### Passage to read
↓
Faust boatMoving-image projection in the service of theatrical drama has certainly advanced over the past century or so.  When a new production of La Damnation de Faust opened at the Metropolitan Opera in 2008, it utilized multiple high-definition projectors, fed computer graphics generated live based on input from motion sensing cameras, to provide images that interact with the human performances on the stage.  Thus, a character on stage could pole a gondola, the water rippling in its wake — except for the fact that there was no water, let alone wake and ripples; it was all projected computer graphics.
↑
### Provided data
↓
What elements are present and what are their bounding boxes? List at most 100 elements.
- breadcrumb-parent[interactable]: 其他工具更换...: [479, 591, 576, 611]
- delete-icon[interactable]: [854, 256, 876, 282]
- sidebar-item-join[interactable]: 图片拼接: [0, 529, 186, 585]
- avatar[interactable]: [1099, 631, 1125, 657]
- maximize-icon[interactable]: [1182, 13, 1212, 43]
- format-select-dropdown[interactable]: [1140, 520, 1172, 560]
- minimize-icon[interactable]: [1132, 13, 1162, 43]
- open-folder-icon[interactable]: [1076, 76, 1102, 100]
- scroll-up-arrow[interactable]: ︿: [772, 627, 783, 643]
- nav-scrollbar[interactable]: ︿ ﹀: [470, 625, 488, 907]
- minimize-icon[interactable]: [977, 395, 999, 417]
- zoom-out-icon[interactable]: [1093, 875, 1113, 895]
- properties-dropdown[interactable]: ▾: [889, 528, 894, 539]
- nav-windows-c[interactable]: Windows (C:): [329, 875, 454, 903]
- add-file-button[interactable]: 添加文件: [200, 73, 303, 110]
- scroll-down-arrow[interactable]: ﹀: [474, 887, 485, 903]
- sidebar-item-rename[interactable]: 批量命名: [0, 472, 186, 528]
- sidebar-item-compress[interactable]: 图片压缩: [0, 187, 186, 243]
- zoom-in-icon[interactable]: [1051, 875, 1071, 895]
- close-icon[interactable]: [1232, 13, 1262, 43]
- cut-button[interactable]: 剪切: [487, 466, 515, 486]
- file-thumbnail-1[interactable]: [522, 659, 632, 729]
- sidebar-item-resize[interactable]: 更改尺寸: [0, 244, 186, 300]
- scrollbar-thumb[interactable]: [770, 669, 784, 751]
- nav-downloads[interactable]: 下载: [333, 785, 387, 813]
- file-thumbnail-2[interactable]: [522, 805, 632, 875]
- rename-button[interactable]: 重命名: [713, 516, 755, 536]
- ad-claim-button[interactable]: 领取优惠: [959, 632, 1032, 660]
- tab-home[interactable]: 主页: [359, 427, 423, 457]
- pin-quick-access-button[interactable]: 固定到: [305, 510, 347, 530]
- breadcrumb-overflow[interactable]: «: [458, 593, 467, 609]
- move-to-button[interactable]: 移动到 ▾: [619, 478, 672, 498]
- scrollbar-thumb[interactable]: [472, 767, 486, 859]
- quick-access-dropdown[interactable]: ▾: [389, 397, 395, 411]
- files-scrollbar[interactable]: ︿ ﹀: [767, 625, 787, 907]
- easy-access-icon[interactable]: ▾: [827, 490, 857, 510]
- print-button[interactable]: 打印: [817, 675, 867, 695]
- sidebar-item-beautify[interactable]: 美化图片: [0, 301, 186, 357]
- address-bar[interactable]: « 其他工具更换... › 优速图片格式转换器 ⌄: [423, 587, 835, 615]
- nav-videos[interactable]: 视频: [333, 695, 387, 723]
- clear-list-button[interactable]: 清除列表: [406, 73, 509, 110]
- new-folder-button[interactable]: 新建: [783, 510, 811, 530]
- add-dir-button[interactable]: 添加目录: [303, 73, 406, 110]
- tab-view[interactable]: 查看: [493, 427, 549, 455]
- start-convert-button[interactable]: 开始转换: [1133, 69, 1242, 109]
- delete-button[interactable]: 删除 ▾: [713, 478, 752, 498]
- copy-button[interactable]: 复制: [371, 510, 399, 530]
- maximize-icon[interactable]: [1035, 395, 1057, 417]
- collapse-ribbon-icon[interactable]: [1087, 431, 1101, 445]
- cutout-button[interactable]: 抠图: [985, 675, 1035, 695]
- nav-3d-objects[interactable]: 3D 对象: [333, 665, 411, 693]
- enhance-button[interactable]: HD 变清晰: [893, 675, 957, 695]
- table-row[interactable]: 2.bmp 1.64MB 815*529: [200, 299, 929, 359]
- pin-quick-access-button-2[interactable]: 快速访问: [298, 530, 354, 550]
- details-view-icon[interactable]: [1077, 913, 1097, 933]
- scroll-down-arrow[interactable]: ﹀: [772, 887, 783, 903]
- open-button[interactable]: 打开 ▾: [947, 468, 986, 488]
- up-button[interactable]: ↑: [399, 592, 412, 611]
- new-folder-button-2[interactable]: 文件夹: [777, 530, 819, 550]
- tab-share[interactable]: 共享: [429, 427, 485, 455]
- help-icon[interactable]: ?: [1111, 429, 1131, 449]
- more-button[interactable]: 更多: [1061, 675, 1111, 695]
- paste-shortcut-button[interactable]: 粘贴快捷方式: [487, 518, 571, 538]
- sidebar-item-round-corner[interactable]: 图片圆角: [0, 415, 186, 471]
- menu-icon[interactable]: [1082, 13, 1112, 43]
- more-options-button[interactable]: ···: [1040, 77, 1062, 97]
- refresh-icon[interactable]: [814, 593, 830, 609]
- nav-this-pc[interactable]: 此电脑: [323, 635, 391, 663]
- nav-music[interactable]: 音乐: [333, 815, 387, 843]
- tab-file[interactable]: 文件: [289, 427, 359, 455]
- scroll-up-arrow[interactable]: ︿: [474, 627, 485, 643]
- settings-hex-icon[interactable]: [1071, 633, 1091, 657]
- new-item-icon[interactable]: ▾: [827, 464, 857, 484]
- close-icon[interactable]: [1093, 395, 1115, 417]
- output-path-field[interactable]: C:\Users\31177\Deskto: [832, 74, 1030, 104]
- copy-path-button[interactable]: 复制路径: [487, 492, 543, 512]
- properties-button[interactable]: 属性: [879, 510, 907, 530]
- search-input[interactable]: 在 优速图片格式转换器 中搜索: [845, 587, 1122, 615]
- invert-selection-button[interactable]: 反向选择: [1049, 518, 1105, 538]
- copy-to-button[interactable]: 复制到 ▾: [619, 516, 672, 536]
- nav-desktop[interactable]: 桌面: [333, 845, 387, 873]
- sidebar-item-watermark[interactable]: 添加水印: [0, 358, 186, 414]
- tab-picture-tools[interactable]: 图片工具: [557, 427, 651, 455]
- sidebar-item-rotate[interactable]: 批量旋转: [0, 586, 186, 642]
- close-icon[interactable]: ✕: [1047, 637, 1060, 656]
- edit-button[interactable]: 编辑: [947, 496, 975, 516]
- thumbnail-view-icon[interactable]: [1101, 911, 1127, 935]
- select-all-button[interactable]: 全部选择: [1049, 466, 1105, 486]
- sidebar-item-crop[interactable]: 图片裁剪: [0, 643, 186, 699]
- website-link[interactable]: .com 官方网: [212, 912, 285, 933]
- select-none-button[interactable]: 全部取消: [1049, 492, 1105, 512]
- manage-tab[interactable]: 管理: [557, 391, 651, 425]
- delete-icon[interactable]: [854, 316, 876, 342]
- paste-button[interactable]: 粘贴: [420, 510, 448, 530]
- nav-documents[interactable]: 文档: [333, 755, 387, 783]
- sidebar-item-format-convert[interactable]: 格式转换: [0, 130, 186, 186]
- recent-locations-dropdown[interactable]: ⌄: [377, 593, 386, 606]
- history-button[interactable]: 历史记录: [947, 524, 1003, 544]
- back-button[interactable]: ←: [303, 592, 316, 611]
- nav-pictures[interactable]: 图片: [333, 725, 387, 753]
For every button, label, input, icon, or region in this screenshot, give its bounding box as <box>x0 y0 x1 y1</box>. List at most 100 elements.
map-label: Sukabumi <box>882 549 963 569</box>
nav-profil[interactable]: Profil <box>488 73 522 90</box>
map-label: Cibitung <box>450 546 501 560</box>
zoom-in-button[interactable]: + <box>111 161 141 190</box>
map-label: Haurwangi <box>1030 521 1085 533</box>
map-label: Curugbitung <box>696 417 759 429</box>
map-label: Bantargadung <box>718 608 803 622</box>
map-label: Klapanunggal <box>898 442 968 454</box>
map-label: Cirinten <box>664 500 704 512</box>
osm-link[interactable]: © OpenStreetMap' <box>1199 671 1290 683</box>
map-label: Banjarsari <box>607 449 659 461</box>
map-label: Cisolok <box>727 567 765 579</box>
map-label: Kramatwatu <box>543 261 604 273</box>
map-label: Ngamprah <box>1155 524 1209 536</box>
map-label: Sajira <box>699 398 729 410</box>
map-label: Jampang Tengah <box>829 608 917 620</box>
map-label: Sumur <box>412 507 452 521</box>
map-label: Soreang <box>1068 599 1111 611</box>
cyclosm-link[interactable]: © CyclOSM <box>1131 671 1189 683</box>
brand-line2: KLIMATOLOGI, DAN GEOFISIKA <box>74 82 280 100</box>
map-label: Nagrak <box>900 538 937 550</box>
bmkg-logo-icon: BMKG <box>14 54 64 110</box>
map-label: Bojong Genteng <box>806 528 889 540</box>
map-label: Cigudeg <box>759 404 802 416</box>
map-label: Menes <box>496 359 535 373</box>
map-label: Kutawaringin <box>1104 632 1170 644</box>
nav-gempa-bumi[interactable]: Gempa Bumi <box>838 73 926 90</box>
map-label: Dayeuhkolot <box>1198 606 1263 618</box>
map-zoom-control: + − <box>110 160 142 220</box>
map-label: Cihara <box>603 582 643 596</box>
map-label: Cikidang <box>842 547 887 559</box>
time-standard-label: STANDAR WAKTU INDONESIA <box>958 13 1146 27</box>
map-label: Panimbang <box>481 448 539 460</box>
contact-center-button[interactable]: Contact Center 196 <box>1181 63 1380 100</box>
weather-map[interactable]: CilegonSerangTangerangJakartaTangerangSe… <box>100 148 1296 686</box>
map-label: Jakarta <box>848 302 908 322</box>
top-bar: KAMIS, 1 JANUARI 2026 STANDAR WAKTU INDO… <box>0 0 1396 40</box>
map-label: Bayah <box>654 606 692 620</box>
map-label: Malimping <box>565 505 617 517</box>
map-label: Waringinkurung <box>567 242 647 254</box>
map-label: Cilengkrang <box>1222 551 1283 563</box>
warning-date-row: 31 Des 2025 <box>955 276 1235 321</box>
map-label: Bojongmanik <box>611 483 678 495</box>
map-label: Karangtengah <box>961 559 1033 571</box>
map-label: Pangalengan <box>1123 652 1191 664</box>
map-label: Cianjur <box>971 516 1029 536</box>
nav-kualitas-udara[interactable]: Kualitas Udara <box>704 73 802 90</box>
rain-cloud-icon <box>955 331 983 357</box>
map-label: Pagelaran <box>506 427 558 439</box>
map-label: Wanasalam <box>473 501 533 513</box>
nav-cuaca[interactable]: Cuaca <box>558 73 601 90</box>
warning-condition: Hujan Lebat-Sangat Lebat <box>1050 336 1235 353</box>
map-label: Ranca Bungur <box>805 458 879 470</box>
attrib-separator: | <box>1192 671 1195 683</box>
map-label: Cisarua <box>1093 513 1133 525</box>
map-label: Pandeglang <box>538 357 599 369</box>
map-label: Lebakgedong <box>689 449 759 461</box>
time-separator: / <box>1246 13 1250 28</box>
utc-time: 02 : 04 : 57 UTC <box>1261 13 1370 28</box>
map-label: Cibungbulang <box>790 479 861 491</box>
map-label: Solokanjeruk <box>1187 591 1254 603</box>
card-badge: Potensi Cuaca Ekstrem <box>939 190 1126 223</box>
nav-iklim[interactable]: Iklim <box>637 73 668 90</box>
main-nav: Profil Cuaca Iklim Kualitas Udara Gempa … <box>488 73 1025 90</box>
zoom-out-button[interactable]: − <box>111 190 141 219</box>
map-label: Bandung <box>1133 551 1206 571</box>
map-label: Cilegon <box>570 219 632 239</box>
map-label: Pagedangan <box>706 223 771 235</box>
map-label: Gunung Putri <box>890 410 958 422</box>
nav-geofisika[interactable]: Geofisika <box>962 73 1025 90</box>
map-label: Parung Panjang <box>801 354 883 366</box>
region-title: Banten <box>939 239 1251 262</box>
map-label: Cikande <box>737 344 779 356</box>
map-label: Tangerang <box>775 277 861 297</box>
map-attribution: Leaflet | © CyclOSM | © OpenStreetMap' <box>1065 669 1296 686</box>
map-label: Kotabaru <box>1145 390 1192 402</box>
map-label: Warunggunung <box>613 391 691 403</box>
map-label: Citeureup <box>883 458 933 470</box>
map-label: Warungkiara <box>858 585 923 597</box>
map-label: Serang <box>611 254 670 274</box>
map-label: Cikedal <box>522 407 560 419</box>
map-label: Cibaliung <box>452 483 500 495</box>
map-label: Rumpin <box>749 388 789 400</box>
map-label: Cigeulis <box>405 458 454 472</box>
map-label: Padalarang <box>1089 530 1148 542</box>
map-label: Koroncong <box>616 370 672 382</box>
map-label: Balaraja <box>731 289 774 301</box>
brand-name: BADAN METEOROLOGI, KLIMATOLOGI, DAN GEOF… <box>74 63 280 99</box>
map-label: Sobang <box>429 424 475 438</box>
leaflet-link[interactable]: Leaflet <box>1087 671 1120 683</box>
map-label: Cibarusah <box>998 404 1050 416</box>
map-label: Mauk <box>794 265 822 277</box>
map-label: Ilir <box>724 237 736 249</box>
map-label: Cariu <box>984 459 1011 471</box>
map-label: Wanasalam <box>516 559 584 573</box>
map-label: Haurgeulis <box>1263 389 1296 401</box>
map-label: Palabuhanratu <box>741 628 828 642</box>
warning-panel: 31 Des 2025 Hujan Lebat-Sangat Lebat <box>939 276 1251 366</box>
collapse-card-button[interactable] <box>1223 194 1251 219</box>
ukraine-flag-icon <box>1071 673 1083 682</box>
↑
### Problems to solve
**A.** In the passage about the Faust production, what year did the new staging of La Damnation de Faust open at the Metropolitan Opera?
**B.** From the passage about the Faust production, print the section that opens with the words containing "Faust boatMoving-image projection" and closes with "projected computer graphics.".
The entries are not required for the work that comes next.

### Solution set
**A.** 2008

**B.**
Faust boatMoving-image projection in the service of theatrical drama has certainly advanced over the past century or so.  When a new production of La Damnation de Faust opened at the Metropolitan Opera in 2008, it utilized multiple high-definition projectors, fed computer graphics generated live based on input from motion sensing cameras, to provide images that interact with the human performances on the stage.  Thus, a character on stage could pole a gondola, the water rippling in its wake — except for the fact that there was no water, let alone wake and ripples; it was all projected computer graphics.